## Brief
Omit images. Retype all entries verbatim.

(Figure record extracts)
+++
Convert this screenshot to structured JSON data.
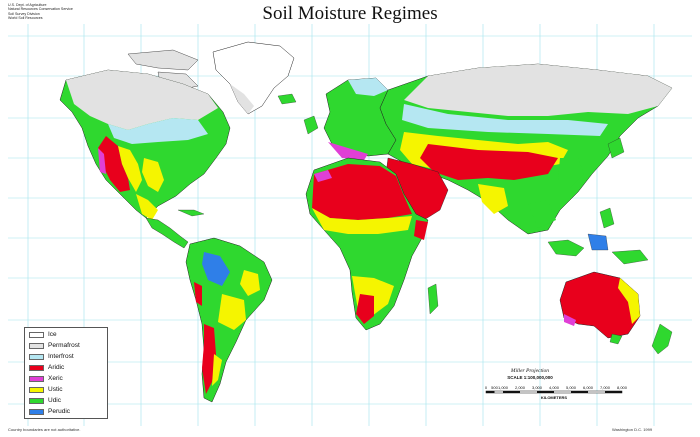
{
  "title": "Soil Moisture Regimes",
  "agency": [
    "U.S. Dept. of Agriculture",
    "Natural Resources Conservation Service",
    "Soil Survey Division",
    "World Soil Resources"
  ],
  "legend": {
    "items": [
      {
        "label": "Ice",
        "color": "#ffffff"
      },
      {
        "label": "Permafrost",
        "color": "#e2e2e2"
      },
      {
        "label": "Interfrost",
        "color": "#b5e7f2"
      },
      {
        "label": "Aridic",
        "color": "#e8001c"
      },
      {
        "label": "Xeric",
        "color": "#e03fd6"
      },
      {
        "label": "Ustic",
        "color": "#f5f500"
      },
      {
        "label": "Udic",
        "color": "#2fd82f"
      },
      {
        "label": "Perudic",
        "color": "#2f7fe8"
      }
    ]
  },
  "projection": "Miller Projection",
  "scale": {
    "label": "SCALE 1:100,000,000",
    "ticks": [
      "0",
      "500",
      "1,000",
      "2,000",
      "3,000",
      "4,000",
      "5,000",
      "6,000",
      "7,000",
      "8,000"
    ],
    "unit": "KILOMETERS"
  },
  "footer": {
    "left": "Country boundaries are not authoritative.",
    "right": "Washington D.C. 1999"
  },
  "colors": {
    "ocean": "#ffffff",
    "graticule": "#9fe3ec",
    "border": "#222222"
  }
}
+++
## Solved exercise
Convert this screenshot to structured JSON data.
{
  "title": "Soil Moisture Regimes",
  "agency": [
    "U.S. Dept. of Agriculture",
    "Natural Resources Conservation Service",
    "Soil Survey Division",
    "World Soil Resources"
  ],
  "legend": {
    "items": [
      {
        "label": "Ice",
        "color": "#ffffff"
      },
      {
        "label": "Permafrost",
        "color": "#e2e2e2"
      },
      {
        "label": "Interfrost",
        "color": "#b5e7f2"
      },
      {
        "label": "Aridic",
        "color": "#e8001c"
      },
      {
        "label": "Xeric",
        "color": "#e03fd6"
      },
      {
        "label": "Ustic",
        "color": "#f5f500"
      },
      {
        "label": "Udic",
        "color": "#2fd82f"
      },
      {
        "label": "Perudic",
        "color": "#2f7fe8"
      }
    ]
  },
  "projection": "Miller Projection",
  "scale": {
    "label": "SCALE 1:100,000,000",
    "ticks": [
      "0",
      "500",
      "1,000",
      "2,000",
      "3,000",
      "4,000",
      "5,000",
      "6,000",
      "7,000",
      "8,000"
    ],
    "unit": "KILOMETERS"
  },
  "footer": {
    "left": "Country boundaries are not authoritative.",
    "right": "Washington D.C. 1999"
  },
  "colors": {
    "ocean": "#ffffff",
    "graticule": "#9fe3ec",
    "border": "#222222"
  }
}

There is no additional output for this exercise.